(Records)

━━━━━━

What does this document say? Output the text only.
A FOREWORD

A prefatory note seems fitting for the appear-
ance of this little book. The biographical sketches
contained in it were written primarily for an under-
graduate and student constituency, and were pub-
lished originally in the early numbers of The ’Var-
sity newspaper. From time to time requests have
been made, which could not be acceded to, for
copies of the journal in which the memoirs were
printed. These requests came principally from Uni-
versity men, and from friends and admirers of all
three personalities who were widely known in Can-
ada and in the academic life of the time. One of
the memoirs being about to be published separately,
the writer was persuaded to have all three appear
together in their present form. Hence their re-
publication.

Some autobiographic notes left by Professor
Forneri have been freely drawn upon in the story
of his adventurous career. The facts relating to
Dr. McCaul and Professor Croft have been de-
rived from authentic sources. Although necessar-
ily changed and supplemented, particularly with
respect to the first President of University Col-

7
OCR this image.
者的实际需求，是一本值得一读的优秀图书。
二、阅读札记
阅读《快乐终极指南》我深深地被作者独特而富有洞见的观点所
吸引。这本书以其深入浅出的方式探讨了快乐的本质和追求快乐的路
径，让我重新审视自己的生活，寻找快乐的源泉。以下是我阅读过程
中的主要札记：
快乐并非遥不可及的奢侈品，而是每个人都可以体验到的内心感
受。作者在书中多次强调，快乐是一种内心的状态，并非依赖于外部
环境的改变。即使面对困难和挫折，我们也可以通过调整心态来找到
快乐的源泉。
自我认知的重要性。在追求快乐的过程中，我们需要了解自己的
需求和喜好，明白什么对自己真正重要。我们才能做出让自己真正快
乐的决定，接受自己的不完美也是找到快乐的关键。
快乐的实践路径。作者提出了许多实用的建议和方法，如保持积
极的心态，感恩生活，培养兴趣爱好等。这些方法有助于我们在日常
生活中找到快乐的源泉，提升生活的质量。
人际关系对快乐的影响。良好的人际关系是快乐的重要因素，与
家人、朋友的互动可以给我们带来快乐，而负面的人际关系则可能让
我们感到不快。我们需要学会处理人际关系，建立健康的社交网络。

━━━━━━

* _WHAT IS ASKED_:
Write every entry out again exactly.

* _RESPONSE_:
What does this document say? Output the text only.
A FOREWORD

A prefatory note seems fitting for the appear-
ance of this little book. The biographical sketches
contained in it were written primarily for an under-
graduate and student constituency, and were pub-
lished originally in the early numbers of The ’Var-
sity newspaper. From time to time requests have
been made, which could not be acceded to, for
copies of the journal in which the memoirs were
printed. These requests came principally from Uni-
versity men, and from friends and admirers of all
three personalities who were widely known in Can-
ada and in the academic life of the time. One of
the memoirs being about to be published separately,
the writer was persuaded to have all three appear
together in their present form. Hence their re-
publication.

Some autobiographic notes left by Professor
Forneri have been freely drawn upon in the story
of his adventurous career. The facts relating to
Dr. McCaul and Professor Croft have been de-
rived from authentic sources. Although necessar-
ily changed and supplemented, particularly with
respect to the first President of University Col-

7
OCR this image.
者的实际需求，是一本值得一读的优秀图书。
二、阅读札记
阅读《快乐终极指南》我深深地被作者独特而富有洞见的观点所
吸引。这本书以其深入浅出的方式探讨了快乐的本质和追求快乐的路
径，让我重新审视自己的生活，寻找快乐的源泉。以下是我阅读过程
中的主要札记：
快乐并非遥不可及的奢侈品，而是每个人都可以体验到的内心感
受。作者在书中多次强调，快乐是一种内心的状态，并非依赖于外部
环境的改变。即使面对困难和挫折，我们也可以通过调整心态来找到
快乐的源泉。
自我认知的重要性。在追求快乐的过程中，我们需要了解自己的
需求和喜好，明白什么对自己真正重要。我们才能做出让自己真正快
乐的决定，接受自己的不完美也是找到快乐的关键。
快乐的实践路径。作者提出了许多实用的建议和方法，如保持积
极的心态，感恩生活，培养兴趣爱好等。这些方法有助于我们在日常
生活中找到快乐的源泉，提升生活的质量。
人际关系对快乐的影响。良好的人际关系是快乐的重要因素，与
家人、朋友的互动可以给我们带来快乐，而负面的人际关系则可能让
我们感到不快。我们需要学会处理人际关系，建立健康的社交网络。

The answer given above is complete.